--- Begin Records for this exercise ---

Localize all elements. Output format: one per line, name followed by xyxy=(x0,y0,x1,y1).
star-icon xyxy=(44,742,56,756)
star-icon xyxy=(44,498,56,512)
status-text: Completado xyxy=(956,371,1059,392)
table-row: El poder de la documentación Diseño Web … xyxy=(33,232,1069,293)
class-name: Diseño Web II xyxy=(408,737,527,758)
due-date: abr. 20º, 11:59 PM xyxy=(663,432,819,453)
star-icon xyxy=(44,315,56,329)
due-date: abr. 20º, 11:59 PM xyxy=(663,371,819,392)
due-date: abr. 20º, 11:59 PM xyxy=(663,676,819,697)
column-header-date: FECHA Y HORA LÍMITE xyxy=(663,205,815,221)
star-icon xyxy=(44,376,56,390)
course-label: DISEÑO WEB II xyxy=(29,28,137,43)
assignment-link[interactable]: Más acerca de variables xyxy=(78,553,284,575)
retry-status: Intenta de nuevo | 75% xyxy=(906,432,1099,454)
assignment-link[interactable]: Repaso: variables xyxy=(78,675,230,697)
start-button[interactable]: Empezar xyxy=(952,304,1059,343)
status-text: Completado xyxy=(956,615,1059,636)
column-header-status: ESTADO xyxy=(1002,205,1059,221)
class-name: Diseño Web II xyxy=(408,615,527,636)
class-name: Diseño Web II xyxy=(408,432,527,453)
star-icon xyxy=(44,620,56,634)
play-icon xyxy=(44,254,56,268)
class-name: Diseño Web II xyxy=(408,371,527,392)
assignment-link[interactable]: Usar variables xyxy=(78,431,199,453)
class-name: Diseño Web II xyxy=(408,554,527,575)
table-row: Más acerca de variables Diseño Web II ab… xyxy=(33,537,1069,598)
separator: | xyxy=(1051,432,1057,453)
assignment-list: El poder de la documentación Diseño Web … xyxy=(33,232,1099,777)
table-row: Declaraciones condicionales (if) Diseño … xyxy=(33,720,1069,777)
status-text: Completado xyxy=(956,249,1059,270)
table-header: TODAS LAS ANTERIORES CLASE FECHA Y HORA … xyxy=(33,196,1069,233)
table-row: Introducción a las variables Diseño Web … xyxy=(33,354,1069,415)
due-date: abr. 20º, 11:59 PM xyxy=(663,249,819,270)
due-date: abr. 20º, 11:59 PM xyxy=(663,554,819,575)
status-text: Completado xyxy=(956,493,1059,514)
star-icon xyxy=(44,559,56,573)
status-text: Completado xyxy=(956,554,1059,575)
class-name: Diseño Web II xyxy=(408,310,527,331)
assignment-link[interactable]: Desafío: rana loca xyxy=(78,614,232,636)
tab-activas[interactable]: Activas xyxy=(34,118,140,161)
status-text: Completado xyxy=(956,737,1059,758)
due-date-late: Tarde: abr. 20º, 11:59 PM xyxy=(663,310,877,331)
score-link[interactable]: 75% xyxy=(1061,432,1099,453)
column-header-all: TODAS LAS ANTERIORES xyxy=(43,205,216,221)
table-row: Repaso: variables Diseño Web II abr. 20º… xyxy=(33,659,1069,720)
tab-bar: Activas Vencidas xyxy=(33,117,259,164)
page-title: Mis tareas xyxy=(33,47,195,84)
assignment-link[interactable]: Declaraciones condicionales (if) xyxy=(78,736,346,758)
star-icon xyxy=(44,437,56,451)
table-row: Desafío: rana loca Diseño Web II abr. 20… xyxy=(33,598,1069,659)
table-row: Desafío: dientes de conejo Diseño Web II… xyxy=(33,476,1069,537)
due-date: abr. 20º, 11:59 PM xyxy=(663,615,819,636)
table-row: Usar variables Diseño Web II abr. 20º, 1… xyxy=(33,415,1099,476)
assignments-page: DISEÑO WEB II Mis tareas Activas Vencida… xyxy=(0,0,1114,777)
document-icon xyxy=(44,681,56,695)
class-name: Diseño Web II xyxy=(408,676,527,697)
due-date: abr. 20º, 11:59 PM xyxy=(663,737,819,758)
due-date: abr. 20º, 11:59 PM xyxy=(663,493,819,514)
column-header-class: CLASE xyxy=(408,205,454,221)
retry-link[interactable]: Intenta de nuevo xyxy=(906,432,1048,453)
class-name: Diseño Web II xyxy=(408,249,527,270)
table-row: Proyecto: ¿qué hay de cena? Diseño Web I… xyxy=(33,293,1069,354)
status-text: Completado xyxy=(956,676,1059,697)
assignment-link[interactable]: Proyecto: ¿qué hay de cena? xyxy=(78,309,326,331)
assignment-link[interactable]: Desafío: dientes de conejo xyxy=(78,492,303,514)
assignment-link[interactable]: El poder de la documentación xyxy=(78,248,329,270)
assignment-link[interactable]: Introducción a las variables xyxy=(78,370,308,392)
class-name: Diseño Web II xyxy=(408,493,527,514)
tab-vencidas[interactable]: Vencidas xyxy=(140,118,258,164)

--- End Records for this exercise ---

▶ **Stated task**: Duplicate the lines from the start of the records through the line containing "table-row: El poder", both ends included.

▶ **Result of the task**:
Localize all elements. Output format: one per line, name followed by xyxy=(x0,y0,x1,y1).
star-icon xyxy=(44,742,56,756)
star-icon xyxy=(44,498,56,512)
status-text: Completado xyxy=(956,371,1059,392)
table-row: El poder de la documentación Diseño Web … xyxy=(33,232,1069,293)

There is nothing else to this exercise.